◆ Task instructions:
Write out every line below that includes the word "date".

Records for the exercise start

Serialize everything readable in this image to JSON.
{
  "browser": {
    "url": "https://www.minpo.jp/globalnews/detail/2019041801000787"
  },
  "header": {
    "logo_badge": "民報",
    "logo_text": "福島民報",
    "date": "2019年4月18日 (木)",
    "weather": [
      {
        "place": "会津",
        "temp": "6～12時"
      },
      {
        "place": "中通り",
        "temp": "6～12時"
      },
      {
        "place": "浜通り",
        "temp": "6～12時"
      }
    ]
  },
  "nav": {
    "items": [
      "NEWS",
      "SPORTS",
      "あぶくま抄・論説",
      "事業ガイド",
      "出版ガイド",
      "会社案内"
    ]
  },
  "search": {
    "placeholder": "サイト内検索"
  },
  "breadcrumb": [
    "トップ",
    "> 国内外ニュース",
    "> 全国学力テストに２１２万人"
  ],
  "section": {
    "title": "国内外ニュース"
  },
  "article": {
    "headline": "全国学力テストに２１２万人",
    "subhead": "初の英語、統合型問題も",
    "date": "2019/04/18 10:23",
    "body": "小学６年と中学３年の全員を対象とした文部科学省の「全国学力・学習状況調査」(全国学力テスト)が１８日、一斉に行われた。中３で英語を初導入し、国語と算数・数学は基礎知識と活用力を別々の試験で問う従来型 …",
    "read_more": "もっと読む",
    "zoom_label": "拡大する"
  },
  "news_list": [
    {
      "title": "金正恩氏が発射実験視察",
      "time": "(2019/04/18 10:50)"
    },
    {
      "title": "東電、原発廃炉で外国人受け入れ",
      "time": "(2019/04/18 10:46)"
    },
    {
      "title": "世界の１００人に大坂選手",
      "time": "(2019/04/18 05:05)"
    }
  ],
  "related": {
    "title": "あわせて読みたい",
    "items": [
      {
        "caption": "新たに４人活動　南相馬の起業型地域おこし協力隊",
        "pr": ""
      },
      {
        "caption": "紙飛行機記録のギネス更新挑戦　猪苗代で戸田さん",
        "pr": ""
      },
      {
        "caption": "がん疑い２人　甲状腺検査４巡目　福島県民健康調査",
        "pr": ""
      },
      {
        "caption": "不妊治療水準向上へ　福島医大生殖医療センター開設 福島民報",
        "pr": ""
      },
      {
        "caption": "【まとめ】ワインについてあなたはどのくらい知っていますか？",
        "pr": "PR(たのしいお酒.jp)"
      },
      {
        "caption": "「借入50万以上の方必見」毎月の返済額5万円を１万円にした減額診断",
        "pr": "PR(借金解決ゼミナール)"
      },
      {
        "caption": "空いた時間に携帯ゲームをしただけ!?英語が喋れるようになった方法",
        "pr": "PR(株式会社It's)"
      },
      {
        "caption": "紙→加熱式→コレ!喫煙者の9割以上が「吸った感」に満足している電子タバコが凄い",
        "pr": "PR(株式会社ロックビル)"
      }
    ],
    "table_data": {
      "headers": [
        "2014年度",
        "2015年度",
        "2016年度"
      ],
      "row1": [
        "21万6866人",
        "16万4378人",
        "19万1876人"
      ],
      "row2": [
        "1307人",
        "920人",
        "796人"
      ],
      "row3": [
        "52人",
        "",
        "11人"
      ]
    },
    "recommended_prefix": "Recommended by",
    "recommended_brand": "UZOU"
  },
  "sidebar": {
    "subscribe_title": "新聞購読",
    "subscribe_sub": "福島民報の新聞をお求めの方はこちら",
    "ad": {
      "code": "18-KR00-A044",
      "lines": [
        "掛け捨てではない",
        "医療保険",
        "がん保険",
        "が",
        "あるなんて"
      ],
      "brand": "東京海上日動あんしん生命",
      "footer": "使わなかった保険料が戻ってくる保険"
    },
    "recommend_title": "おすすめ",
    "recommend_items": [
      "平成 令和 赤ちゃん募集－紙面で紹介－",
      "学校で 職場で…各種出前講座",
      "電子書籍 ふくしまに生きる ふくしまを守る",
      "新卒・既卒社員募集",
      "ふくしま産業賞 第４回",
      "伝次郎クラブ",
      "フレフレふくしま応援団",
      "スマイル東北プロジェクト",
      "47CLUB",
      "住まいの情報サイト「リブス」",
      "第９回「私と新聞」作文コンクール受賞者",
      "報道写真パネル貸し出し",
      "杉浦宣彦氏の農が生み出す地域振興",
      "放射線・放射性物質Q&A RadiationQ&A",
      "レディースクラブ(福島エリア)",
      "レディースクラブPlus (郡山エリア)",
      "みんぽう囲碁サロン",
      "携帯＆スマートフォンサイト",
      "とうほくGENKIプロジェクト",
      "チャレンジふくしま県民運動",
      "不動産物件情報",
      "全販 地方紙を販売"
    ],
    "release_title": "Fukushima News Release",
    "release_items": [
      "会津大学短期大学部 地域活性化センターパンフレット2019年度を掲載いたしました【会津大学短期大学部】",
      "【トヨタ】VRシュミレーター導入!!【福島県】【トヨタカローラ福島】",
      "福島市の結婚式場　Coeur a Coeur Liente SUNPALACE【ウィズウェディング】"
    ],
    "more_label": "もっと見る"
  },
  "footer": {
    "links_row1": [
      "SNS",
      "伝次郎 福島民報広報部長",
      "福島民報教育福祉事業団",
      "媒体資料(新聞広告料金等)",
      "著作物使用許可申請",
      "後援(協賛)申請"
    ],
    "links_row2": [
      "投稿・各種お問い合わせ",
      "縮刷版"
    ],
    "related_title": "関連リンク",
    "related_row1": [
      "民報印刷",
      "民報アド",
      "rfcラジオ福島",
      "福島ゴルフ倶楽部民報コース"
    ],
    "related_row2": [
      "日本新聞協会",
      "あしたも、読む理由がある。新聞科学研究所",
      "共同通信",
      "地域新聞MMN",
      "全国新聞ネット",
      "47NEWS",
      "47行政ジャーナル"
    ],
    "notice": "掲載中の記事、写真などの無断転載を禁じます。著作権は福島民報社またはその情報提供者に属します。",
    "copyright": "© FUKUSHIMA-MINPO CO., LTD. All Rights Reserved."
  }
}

Records for the exercise end

◆ Finished exercise:
    "date": "2019年4月18日 (木)",
    "date": "2019/04/18 10:23",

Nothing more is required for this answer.